§ Challenge
Repeat everything in the blog comment thread below from "b) Giustino is" down to "people inventing them.", word for word.

§ Text provided
_ _ _ _

What an interesting East-European stereotype, Brüno, borderin on race theory.
Does anybody actually stand in line for milk in Estonia? Or for anything else for that matter.

Brüno ütles ...

My point was simply that one is unlikely to meet Dan Brown or any other best selling author in a cashe register line at Costco while the unlikely circumstance when he could be found relieving himself near a bus station at night is a little bit more conceivable.

And agreed, sterotypes are always interesting.

Rainer ütles ...

"Dan Brown or any other best selling author in a cashe register line at Costco while the unlikely circumstance when he could be found relieving himself near a bus station at night is a little bit more conceivable."

a) How would you know?
b) Giustino is not Dan Brown.
c) Thank God for b)

And stereotypes are woeful. They seldom tell anything about people they are about, but tend to speak volumes of the insecurities and self esteem issues of the people inventing them.

Paulmet Lemetsky ütles ...

Mathilde is good but I prefer Cocio ;D Morss=saftevand literally juicewater in danish, and You are right, they do make it here from concentrate - siirupivesi. That was the lighter side of things. The darker side is that nowdays a knifing and/or murder in København just gets noted in press, it used to be big news 5 years ago. Now its way too common to be really newsworthy;(

Puu ütles ...

Dear God, Bruno, don't swell Justin's head more than it already is. :). He is going to appear in a music video surrounded by Danish women all named Matilde and wearing gold chains the way you are swelling his head.

And FYI there was a recent Dan Brown sighting at the Greyhound Station in Pittsburg.The Masonic Temple Website said so.

Puu ütles ...

If Justin wants to really experience non superstardom he can just move back to Long Island. Where he might find himself standing in line at Costco with Dan Brown... who knows? America is a wacky place...

Адам ütles ...

Keep up the good fight with the encroaching darkness - we only have 13 days left of it progressing until it's just straight up dark through May!

Brüno ütles ...

You are right, Puu - I forgot the research that writers need to do. I was imagingin successful writers living lives like top-golfers and rock stars. The reality is probably very different and it needs to be in order to get certain auhtenticity to your stories.

It must have been my insecurity that led me to invent this stereotype. I'll be stronger tomorrow.

Andres ütles ...

It must have been my insecurity that led me to invent this stereotype. I'll be stronger tomorrow.


But it's true. Haven't you seen Californication?

Pierre ütles ...

Congratulations on getting your book published, Justin! Unfortunately, amazon.com reports your book "temporarily out of stock."

I'll keep looking for it. Shall I wait for the book tour?

Pierre

Giustino ütles ...

Congratulations on getting your book published, Justin! Unfortunately, amazon.com reports your book "temporarily out of stock."

I'll keep looking for it. Shall I wait for the book tour?


The book is in bookstores in Estonia. You should be able to order it through Amazon despite the fact that it says that. I am trying to fix that. Outside Estonia, it's print on demand. You order it, they print it, you get it.

_ _ _ _

§ Information given
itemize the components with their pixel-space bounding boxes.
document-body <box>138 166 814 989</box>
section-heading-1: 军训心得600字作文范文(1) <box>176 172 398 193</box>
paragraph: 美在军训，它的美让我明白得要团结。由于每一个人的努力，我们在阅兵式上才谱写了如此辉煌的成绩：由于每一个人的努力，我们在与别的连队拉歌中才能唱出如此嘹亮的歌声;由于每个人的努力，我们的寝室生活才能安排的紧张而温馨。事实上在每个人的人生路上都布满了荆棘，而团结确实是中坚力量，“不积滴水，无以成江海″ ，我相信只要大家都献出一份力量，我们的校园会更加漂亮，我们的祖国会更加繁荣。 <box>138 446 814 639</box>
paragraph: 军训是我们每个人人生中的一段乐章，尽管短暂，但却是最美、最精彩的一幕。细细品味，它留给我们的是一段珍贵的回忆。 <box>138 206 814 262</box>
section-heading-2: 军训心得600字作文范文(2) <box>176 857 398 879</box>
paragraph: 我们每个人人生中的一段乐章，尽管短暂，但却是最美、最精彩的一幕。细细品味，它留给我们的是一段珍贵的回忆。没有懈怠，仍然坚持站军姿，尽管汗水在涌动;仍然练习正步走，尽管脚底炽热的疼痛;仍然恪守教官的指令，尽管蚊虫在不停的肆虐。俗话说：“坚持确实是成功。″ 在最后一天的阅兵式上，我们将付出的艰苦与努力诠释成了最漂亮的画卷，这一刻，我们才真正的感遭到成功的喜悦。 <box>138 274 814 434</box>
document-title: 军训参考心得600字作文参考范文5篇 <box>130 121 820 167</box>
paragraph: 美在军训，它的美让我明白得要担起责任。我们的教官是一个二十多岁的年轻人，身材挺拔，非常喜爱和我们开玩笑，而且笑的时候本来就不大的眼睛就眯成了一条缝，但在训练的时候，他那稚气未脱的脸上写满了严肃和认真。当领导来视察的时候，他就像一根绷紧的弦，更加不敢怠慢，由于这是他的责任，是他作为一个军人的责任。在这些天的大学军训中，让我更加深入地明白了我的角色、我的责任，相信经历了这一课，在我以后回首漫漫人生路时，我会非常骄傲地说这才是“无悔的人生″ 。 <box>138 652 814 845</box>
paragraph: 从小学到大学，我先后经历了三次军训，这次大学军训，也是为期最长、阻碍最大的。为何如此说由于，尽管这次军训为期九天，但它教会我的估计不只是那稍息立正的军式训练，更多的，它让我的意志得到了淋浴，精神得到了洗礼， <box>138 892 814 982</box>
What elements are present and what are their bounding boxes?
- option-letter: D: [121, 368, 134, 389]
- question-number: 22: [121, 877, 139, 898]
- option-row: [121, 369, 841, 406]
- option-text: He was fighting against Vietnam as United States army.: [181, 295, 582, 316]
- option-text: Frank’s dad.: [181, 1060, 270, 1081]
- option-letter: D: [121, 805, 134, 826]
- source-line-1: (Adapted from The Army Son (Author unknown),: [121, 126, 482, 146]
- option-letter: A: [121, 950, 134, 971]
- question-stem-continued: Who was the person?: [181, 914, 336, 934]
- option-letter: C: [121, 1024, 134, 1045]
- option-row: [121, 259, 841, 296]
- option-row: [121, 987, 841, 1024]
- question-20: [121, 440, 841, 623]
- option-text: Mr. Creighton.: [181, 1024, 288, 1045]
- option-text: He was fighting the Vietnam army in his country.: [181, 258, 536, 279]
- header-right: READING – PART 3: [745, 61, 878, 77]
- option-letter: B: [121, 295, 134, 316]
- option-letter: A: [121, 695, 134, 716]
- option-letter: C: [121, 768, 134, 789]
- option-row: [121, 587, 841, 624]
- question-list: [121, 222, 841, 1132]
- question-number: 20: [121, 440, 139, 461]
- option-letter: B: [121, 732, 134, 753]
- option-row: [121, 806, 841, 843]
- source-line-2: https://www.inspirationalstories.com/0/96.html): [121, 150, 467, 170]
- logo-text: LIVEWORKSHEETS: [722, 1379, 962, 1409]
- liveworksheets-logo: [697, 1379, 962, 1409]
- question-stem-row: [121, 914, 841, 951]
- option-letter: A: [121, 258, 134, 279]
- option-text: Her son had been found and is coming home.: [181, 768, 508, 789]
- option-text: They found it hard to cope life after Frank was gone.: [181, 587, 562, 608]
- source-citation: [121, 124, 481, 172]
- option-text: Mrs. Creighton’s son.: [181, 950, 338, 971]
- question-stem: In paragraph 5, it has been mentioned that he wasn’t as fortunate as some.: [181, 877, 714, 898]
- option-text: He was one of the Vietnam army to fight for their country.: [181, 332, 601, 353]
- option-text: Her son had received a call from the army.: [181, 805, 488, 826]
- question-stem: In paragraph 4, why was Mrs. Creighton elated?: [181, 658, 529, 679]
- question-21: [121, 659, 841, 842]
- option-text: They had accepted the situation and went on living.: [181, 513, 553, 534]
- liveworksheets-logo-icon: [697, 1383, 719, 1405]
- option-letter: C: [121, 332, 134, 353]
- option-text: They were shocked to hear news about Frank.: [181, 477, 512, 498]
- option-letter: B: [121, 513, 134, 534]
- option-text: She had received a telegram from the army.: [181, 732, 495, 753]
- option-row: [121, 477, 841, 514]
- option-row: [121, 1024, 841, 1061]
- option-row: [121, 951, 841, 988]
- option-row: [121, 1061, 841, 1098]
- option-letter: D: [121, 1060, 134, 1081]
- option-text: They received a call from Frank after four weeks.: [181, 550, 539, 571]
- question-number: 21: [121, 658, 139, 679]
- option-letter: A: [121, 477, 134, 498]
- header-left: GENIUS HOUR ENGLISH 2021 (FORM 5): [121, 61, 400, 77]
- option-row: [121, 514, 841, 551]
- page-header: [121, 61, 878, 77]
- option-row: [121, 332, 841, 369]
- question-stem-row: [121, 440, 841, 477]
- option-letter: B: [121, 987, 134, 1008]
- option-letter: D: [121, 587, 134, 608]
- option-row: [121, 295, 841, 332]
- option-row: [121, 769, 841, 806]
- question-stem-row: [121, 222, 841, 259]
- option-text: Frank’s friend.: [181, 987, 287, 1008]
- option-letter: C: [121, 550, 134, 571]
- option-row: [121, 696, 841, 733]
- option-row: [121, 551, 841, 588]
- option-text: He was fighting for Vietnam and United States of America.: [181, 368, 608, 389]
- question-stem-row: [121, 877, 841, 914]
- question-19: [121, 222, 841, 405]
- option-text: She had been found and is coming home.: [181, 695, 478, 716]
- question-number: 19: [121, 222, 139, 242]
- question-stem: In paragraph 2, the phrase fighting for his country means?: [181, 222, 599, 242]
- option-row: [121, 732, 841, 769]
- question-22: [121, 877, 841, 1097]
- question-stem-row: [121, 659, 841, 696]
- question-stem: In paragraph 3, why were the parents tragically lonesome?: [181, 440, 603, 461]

_ _ _ _

§ Reply
b) Giustino is not Dan Brown.
c) Thank God for b)

And stereotypes are woeful. They seldom tell anything about people they are about, but tend to speak volumes of the insecurities and self esteem issues of the people inventing them.